### Exercise:
Which lines hold the word "circumference"? Copy each one.

### Exercise input:

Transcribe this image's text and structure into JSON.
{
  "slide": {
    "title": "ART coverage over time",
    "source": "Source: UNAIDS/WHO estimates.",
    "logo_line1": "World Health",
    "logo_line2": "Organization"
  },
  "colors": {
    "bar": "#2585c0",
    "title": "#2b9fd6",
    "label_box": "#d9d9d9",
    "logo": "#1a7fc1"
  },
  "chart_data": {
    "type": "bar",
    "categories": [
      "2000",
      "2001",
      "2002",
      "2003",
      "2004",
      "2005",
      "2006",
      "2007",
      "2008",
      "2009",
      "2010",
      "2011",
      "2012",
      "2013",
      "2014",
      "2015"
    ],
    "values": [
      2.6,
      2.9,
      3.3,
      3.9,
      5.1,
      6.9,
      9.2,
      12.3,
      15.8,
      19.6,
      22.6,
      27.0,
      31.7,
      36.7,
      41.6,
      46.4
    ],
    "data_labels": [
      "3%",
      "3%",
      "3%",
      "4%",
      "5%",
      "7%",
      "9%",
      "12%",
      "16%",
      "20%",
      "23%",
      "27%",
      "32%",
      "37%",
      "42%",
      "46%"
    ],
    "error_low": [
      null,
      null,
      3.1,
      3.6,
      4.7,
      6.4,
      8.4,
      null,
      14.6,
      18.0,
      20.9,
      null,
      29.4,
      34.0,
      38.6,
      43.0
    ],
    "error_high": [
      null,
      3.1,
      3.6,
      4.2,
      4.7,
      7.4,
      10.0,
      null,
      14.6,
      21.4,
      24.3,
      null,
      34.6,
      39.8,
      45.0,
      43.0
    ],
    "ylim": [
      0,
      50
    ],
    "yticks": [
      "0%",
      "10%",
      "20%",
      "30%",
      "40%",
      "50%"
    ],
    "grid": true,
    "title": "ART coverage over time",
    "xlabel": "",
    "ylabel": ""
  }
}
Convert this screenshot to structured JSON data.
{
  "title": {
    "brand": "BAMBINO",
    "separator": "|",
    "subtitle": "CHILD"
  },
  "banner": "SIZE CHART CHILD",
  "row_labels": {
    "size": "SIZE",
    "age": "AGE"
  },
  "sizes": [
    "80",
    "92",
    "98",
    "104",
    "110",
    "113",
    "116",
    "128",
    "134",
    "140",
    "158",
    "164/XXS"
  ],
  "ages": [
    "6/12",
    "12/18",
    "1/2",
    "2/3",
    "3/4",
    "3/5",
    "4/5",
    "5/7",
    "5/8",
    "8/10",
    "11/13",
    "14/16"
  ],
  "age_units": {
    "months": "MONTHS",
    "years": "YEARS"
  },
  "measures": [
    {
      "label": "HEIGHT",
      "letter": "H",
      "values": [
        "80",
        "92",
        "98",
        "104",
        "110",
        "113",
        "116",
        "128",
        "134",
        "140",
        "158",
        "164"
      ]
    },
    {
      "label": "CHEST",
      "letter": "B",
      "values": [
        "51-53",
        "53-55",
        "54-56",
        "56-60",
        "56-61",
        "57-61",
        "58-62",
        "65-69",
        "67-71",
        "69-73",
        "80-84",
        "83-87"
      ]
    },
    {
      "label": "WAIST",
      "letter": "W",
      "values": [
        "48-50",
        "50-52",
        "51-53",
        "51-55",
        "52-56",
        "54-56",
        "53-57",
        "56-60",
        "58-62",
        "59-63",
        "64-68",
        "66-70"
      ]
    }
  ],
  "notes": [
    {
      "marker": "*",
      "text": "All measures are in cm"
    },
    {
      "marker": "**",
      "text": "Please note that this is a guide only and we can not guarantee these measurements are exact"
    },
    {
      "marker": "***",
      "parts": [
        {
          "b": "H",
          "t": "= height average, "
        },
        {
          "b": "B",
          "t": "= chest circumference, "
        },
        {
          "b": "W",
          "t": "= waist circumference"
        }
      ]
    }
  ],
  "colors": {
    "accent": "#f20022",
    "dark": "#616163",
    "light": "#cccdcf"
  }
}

### Output:
          "t": "= chest circumference, "
          "t": "= waist circumference"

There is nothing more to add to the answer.